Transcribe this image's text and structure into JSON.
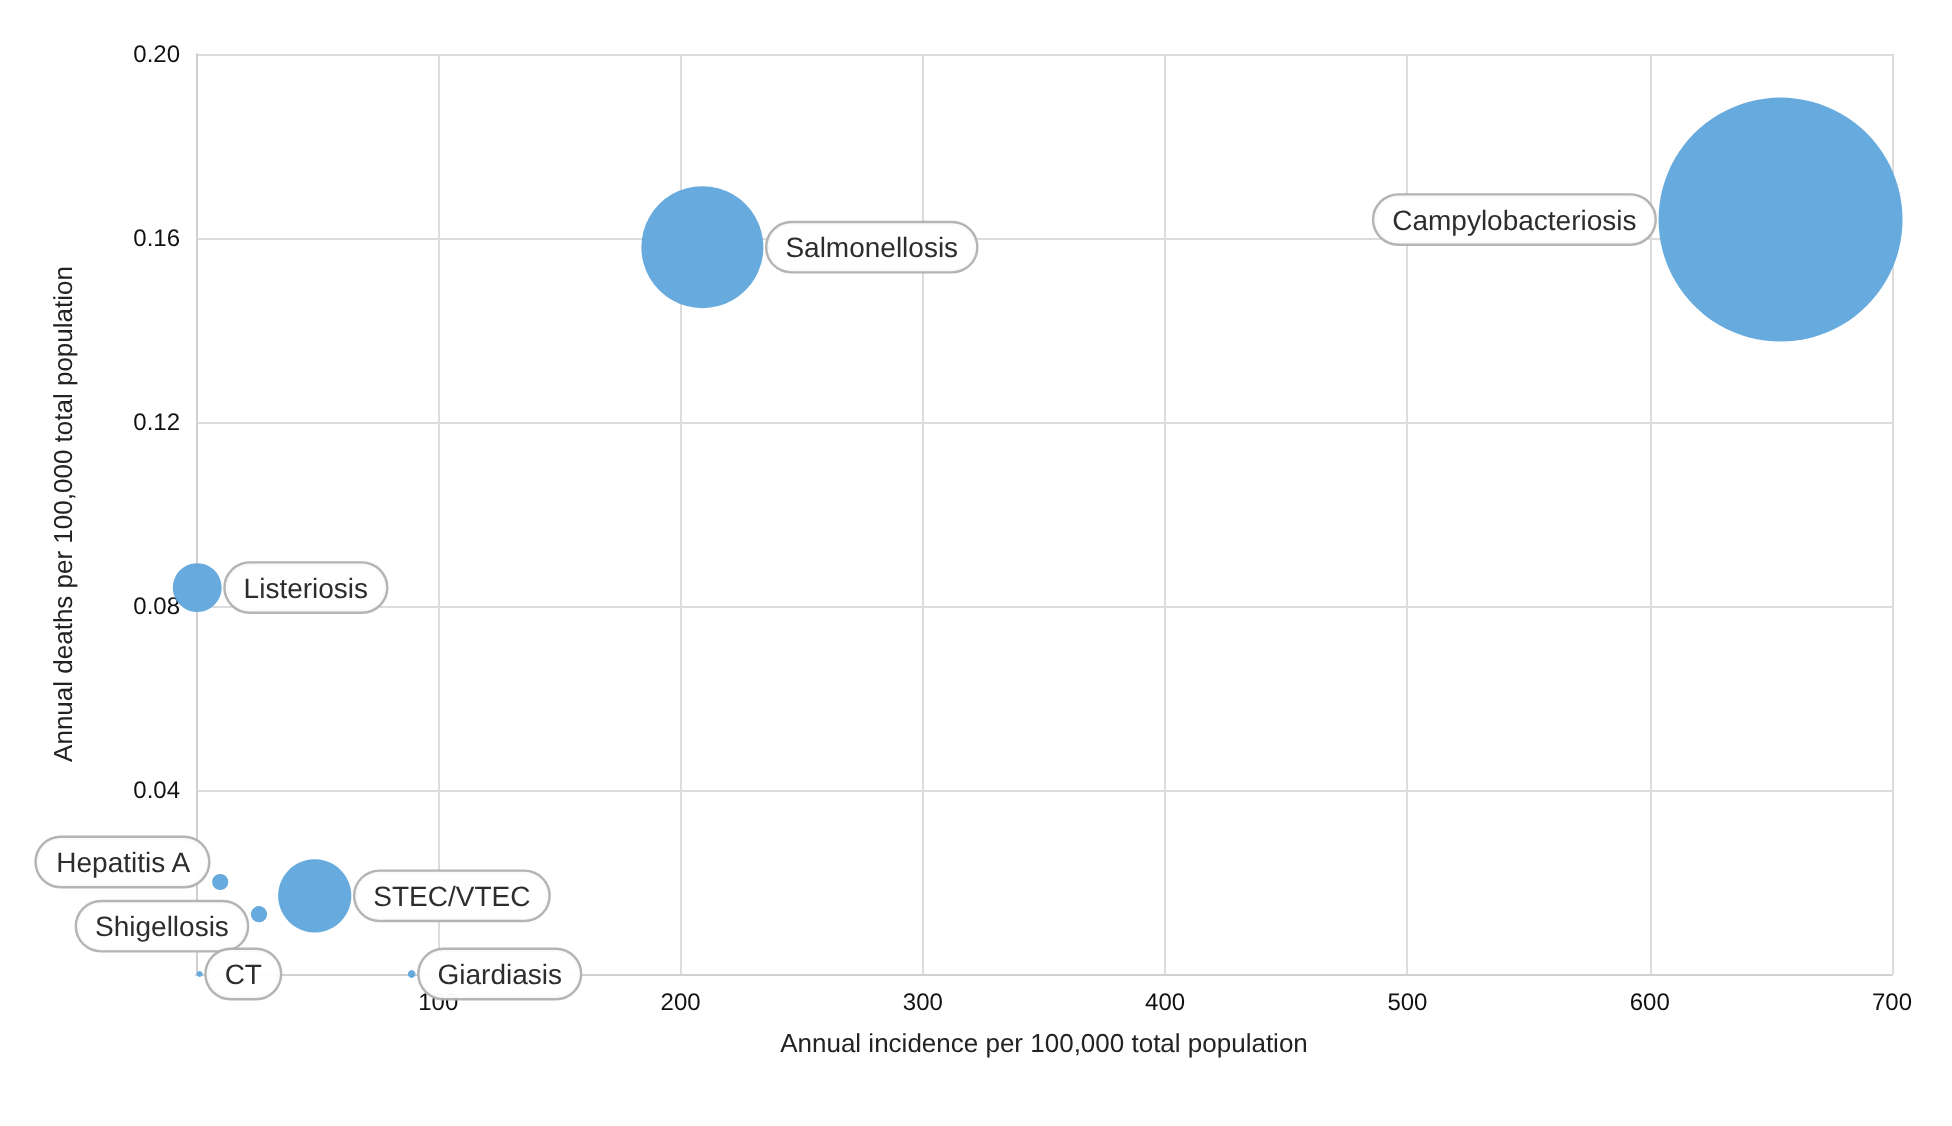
{
  "chart_data": {
    "type": "bubble",
    "xlabel": "Annual incidence per 100,000 total population",
    "ylabel": "Annual deaths per 100,000 total population",
    "series": [
      {
        "name": "Campylobacteriosis",
        "color": "#5ea5dc",
        "x": [
          654
        ],
        "values": [
          0.164
        ],
        "sizes": [
          1
        ]
      },
      {
        "name": "Salmonellosis",
        "color": "#5ea5dc",
        "x": [
          209
        ],
        "values": [
          0.158
        ],
        "sizes": [
          0.25
        ]
      },
      {
        "name": "Listeriosis",
        "color": "#5ea5dc",
        "x": [
          0.5
        ],
        "values": [
          0.084
        ],
        "sizes": [
          0.04
        ]
      },
      {
        "name": "Hepatitis A",
        "color": "#5ea5dc",
        "x": [
          10
        ],
        "values": [
          0.02
        ],
        "sizes": [
          0.0044
        ]
      },
      {
        "name": "STEC/VTEC",
        "color": "#5ea5dc",
        "x": [
          49
        ],
        "values": [
          0.017
        ],
        "sizes": [
          0.09
        ]
      },
      {
        "name": "Shigellosis",
        "color": "#5ea5dc",
        "x": [
          26
        ],
        "values": [
          0.013
        ],
        "sizes": [
          0.0044
        ]
      },
      {
        "name": "CT",
        "color": "#5ea5dc",
        "x": [
          1.5
        ],
        "values": [
          0
        ],
        "sizes": [
          0.0006
        ]
      },
      {
        "name": "Giardiasis",
        "color": "#5ea5dc",
        "x": [
          89
        ],
        "values": [
          0
        ],
        "sizes": [
          0.001
        ]
      }
    ],
    "xlim": [
      0,
      700
    ],
    "xticks": [
      100,
      200,
      300,
      400,
      500,
      600,
      700
    ],
    "ylim": [
      0,
      0.2
    ],
    "yticks": [
      0.04,
      0.08,
      0.12,
      0.16,
      {
        "value": 0.2,
        "label": "0.20"
      }
    ],
    "grid": true,
    "legend": false,
    "marker": "circle"
  }
}
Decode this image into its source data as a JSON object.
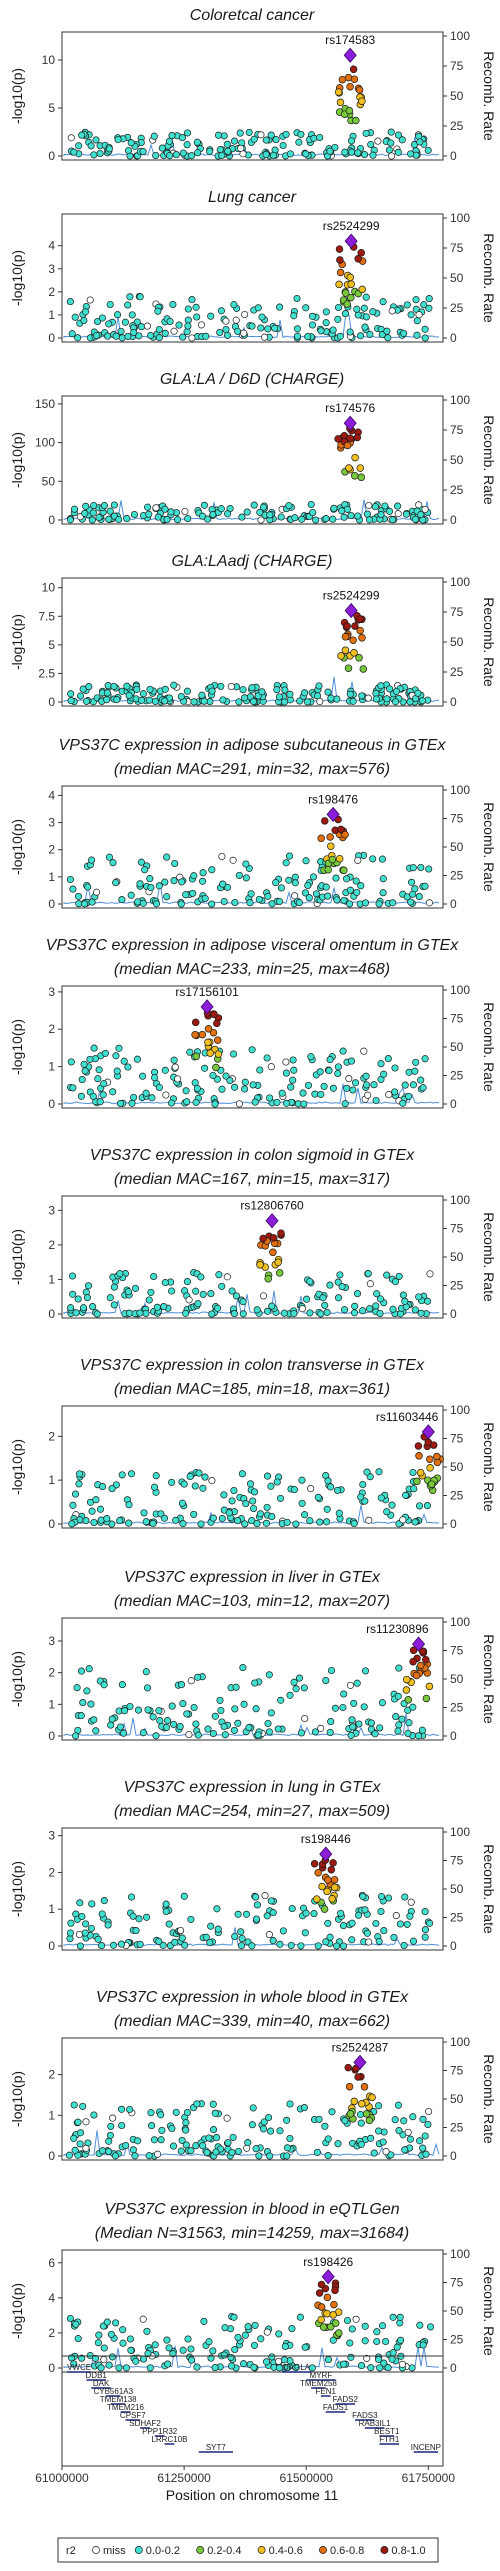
***
■ **Task details**
Check each line of the listing for "Annual". Show those that have it.

■ **Reply to the exercise**
    "xlabel": "Annual incidence per 100,000 total population",
    "ylabel": "Annual deaths per 100,000 total population",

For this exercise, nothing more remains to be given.